═══ Material provided ═══

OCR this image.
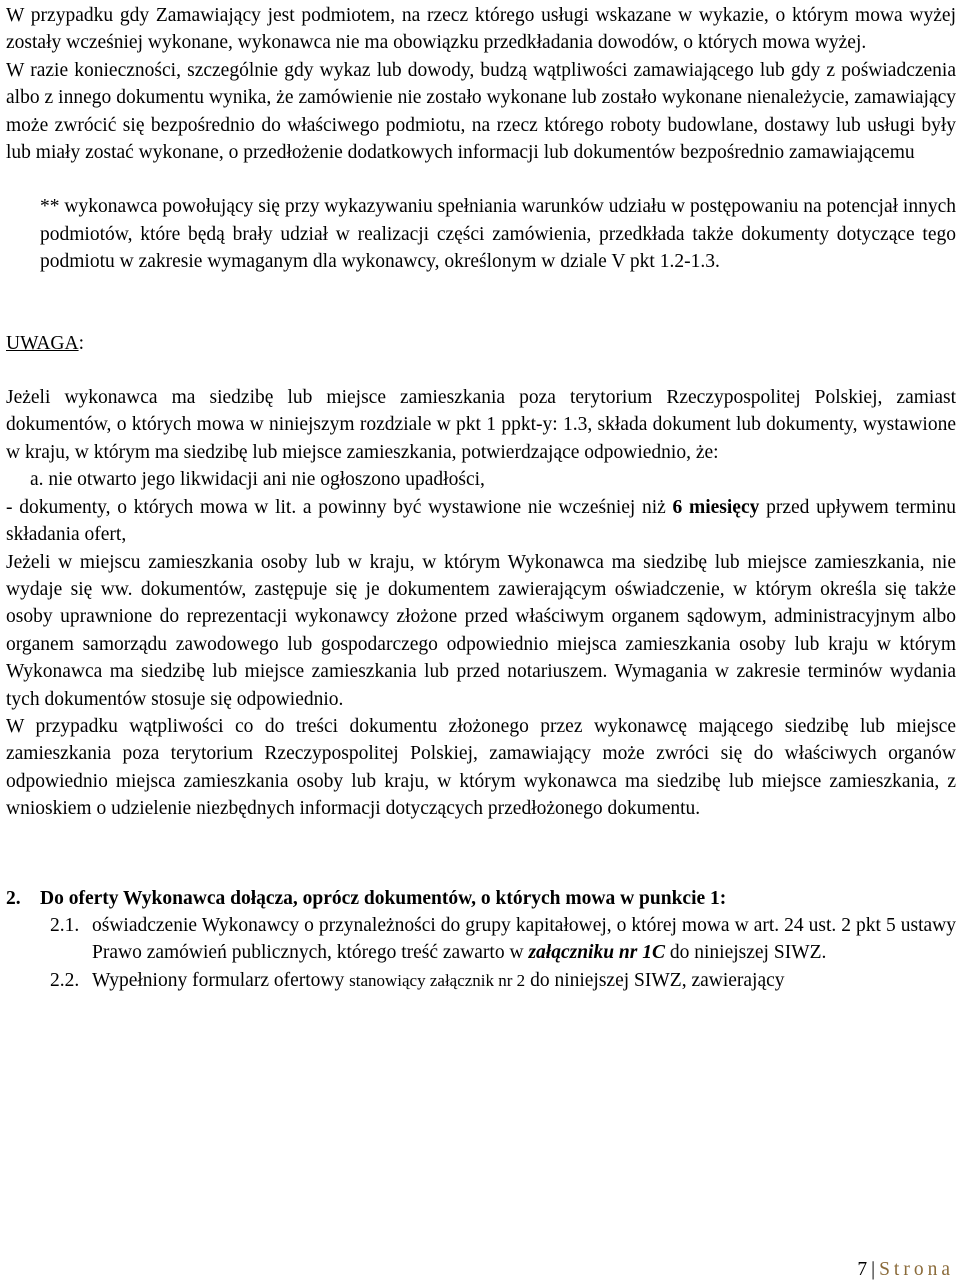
W przypadku gdy Zamawiający jest podmiotem, na rzecz którego usługi wskazane w wykazie, o którym mowa wyżej zostały wcześniej wykonane, wykonawca nie ma obowiązku przedkładania dowodów, o których mowa wyżej.

W razie konieczności, szczególnie gdy wykaz lub dowody, budzą wątpliwości zamawiającego lub gdy z poświadczenia albo z innego dokumentu wynika, że zamówienie nie zostało wykonane lub zostało wykonane nienależycie, zamawiający może zwrócić się bezpośrednio do właściwego podmiotu, na rzecz którego roboty budowlane, dostawy lub usługi były lub miały zostać wykonane, o przedłożenie dodatkowych informacji lub dokumentów bezpośrednio zamawiającemu

** wykonawca powołujący się przy wykazywaniu spełniania warunków udziału w postępowaniu na potencjał innych podmiotów, które będą brały udział w realizacji części zamówienia, przedkłada także dokumenty dotyczące tego podmiotu w zakresie wymaganym dla wykonawcy, określonym w dziale V pkt 1.2-1.3.

UWAGA:

Jeżeli wykonawca ma siedzibę lub miejsce zamieszkania poza terytorium Rzeczypospolitej Polskiej, zamiast dokumentów, o których mowa w niniejszym rozdziale w pkt 1 ppkt-y: 1.3, składa dokument lub dokumenty, wystawione w kraju, w którym ma siedzibę lub miejsce zamieszkania, potwierdzające odpowiednio, że:

a. nie otwarto jego likwidacji ani nie ogłoszono upadłości,

- dokumenty, o których mowa w lit. a powinny być wystawione nie wcześniej niż 6 miesięcy przed upływem terminu składania ofert,

Jeżeli w miejscu zamieszkania osoby lub w kraju, w którym Wykonawca ma siedzibę lub miejsce zamieszkania, nie wydaje się ww. dokumentów, zastępuje się je dokumentem zawierającym oświadczenie, w którym określa się także osoby uprawnione do reprezentacji wykonawcy złożone przed właściwym organem sądowym, administracyjnym albo organem samorządu zawodowego lub gospodarczego odpowiednio miejsca zamieszkania osoby lub kraju w którym Wykonawca ma siedzibę lub miejsce zamieszkania lub przed notariuszem. Wymagania w zakresie terminów wydania tych dokumentów stosuje się odpowiednio.

W przypadku wątpliwości co do treści dokumentu złożonego przez wykonawcę mającego siedzibę lub miejsce zamieszkania poza terytorium Rzeczypospolitej Polskiej, zamawiający może zwróci się do właściwych organów odpowiednio miejsca zamieszkania osoby lub kraju, w którym wykonawca ma siedzibę lub miejsce zamieszkania, z wnioskiem o udzielenie niezbędnych informacji dotyczących przedłożonego dokumentu.

2. Do oferty Wykonawca dołącza, oprócz dokumentów, o których mowa w punkcie 1:
2.1. oświadczenie Wykonawcy o przynależności do grupy kapitałowej, o której mowa w art. 24 ust. 2 pkt 5 ustawy Prawo zamówień publicznych, którego treść zawarto w załączniku nr 1C do niniejszej SIWZ.
2.2. Wypełniony formularz ofertowy stanowiący załącznik nr 2 do niniejszej SIWZ, zawierający
7 | Strona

═══

# [Task instructions]
Report each line in the preceding entries that holds the string "SIWZ".

# [Solved problem]
2.1. oświadczenie Wykonawcy o przynależności do grupy kapitałowej, o której mowa w art. 24 ust. 2 pkt 5 ustawy Prawo zamówień publicznych, którego treść zawarto w załączniku nr 1C do niniejszej SIWZ.
2.2. Wypełniony formularz ofertowy stanowiący załącznik nr 2 do niniejszej SIWZ, zawierający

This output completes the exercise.